Instructions for the task. Every line of the material is to be repeated exactly as it stands.

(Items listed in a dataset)
start
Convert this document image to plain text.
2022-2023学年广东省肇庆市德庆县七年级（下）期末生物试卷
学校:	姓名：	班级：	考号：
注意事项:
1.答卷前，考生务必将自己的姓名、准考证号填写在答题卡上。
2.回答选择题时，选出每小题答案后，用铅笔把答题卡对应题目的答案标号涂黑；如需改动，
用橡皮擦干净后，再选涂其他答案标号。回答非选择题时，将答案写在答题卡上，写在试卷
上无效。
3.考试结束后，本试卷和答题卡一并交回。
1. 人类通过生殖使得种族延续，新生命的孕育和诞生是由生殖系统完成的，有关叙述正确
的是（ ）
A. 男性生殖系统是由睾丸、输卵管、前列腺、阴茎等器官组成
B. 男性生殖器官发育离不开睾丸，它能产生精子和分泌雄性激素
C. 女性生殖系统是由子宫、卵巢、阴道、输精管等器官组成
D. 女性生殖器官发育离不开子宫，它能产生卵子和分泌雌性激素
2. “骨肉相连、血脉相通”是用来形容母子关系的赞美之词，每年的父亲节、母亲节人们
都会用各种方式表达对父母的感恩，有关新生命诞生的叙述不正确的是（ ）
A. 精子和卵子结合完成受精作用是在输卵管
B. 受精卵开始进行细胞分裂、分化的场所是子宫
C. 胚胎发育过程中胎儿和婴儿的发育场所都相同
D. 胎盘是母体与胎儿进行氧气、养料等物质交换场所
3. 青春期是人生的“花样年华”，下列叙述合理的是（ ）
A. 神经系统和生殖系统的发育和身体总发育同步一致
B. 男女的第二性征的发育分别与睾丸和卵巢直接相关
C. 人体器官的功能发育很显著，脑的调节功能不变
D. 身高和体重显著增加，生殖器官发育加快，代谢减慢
end
Written response.
Convert this document image to plain text.
2022-2023学年广东省肇庆市德庆县七年级（下）期末生物试卷
学校:	姓名：	班级：	考号：
注意事项:
1.答卷前，考生务必将自己的姓名、准考证号填写在答题卡上。
2.回答选择题时，选出每小题答案后，用铅笔把答题卡对应题目的答案标号涂黑；如需改动，
用橡皮擦干净后，再选涂其他答案标号。回答非选择题时，将答案写在答题卡上，写在试卷
上无效。
3.考试结束后，本试卷和答题卡一并交回。
1. 人类通过生殖使得种族延续，新生命的孕育和诞生是由生殖系统完成的，有关叙述正确
的是（ ）
A. 男性生殖系统是由睾丸、输卵管、前列腺、阴茎等器官组成
B. 男性生殖器官发育离不开睾丸，它能产生精子和分泌雄性激素
C. 女性生殖系统是由子宫、卵巢、阴道、输精管等器官组成
D. 女性生殖器官发育离不开子宫，它能产生卵子和分泌雌性激素
2. “骨肉相连、血脉相通”是用来形容母子关系的赞美之词，每年的父亲节、母亲节人们
都会用各种方式表达对父母的感恩，有关新生命诞生的叙述不正确的是（ ）
A. 精子和卵子结合完成受精作用是在输卵管
B. 受精卵开始进行细胞分裂、分化的场所是子宫
C. 胚胎发育过程中胎儿和婴儿的发育场所都相同
D. 胎盘是母体与胎儿进行氧气、养料等物质交换场所
3. 青春期是人生的“花样年华”，下列叙述合理的是（ ）
A. 神经系统和生殖系统的发育和身体总发育同步一致
B. 男女的第二性征的发育分别与睾丸和卵巢直接相关
C. 人体器官的功能发育很显著，脑的调节功能不变
D. 身高和体重显著增加，生殖器官发育加快，代谢减慢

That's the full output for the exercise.